## Work required
Below are the records. Gather each line that holds "Kidney".

## Input

☆ ☆ ☆ ☆ ☆

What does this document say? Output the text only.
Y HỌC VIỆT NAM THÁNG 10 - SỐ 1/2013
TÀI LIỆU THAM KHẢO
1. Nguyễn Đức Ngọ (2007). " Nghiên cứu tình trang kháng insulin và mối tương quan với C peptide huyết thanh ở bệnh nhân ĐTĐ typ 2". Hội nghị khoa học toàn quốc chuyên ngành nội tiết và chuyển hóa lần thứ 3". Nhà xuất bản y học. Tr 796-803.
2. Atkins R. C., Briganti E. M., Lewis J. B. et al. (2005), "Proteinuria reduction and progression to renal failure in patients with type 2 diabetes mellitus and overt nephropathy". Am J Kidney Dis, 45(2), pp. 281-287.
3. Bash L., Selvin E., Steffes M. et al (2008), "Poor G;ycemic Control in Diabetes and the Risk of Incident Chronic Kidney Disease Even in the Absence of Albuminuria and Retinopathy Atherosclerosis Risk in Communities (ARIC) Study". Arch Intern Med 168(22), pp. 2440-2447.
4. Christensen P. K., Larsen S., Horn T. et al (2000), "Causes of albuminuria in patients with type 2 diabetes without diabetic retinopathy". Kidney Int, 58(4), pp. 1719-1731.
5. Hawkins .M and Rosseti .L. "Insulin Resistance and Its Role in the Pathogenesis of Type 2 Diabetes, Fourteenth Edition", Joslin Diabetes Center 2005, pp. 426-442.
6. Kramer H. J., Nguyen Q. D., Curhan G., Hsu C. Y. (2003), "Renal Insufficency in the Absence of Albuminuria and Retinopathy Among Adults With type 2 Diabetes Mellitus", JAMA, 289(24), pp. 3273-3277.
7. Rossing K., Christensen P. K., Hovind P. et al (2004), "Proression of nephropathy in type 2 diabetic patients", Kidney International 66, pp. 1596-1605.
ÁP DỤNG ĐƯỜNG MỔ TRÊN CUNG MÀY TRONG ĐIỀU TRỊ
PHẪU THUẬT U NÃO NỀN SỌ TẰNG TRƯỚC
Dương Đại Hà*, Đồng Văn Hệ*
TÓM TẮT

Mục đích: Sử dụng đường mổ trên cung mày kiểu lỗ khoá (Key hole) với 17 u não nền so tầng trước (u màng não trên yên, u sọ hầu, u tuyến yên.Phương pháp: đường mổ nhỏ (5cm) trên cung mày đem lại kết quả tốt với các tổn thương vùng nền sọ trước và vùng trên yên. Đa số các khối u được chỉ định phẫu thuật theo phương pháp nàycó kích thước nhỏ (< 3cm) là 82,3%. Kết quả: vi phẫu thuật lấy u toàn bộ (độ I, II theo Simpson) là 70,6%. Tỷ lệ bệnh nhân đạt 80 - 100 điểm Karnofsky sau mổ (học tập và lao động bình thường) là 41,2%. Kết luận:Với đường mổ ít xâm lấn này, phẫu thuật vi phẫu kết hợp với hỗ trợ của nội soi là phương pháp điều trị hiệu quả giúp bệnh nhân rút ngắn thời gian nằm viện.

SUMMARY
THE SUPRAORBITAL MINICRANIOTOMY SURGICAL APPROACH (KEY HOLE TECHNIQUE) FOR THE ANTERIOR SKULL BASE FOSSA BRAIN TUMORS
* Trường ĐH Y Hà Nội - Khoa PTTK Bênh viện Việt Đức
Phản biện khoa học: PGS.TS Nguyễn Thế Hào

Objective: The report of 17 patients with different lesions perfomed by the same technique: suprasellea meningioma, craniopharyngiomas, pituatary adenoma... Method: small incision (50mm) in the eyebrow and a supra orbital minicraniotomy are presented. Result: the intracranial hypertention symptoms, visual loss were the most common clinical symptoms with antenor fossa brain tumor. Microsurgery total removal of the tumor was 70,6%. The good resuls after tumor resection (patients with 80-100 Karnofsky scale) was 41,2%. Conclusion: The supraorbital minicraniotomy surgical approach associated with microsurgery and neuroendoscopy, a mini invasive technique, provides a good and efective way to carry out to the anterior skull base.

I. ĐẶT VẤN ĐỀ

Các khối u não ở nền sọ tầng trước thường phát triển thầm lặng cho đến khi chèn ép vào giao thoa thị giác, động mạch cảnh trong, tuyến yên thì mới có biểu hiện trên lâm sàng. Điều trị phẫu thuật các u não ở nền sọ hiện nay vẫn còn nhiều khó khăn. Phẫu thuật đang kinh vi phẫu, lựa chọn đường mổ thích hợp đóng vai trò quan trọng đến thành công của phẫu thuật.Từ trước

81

☆ ☆ ☆ ☆ ☆

## Written response
2. Atkins R. C., Briganti E. M., Lewis J. B. et al. (2005), "Proteinuria reduction and progression to renal failure in patients with type 2 diabetes mellitus and overt nephropathy". Am J Kidney Dis, 45(2), pp. 281-287.
3. Bash L., Selvin E., Steffes M. et al (2008), "Poor G;ycemic Control in Diabetes and the Risk of Incident Chronic Kidney Disease Even in the Absence of Albuminuria and Retinopathy Atherosclerosis Risk in Communities (ARIC) Study". Arch Intern Med 168(22), pp. 2440-2447.
4. Christensen P. K., Larsen S., Horn T. et al (2000), "Causes of albuminuria in patients with type 2 diabetes without diabetic retinopathy". Kidney Int, 58(4), pp. 1719-1731.
7. Rossing K., Christensen P. K., Hovind P. et al (2004), "Proression of nephropathy in type 2 diabetic patients", Kidney International 66, pp. 1596-1605.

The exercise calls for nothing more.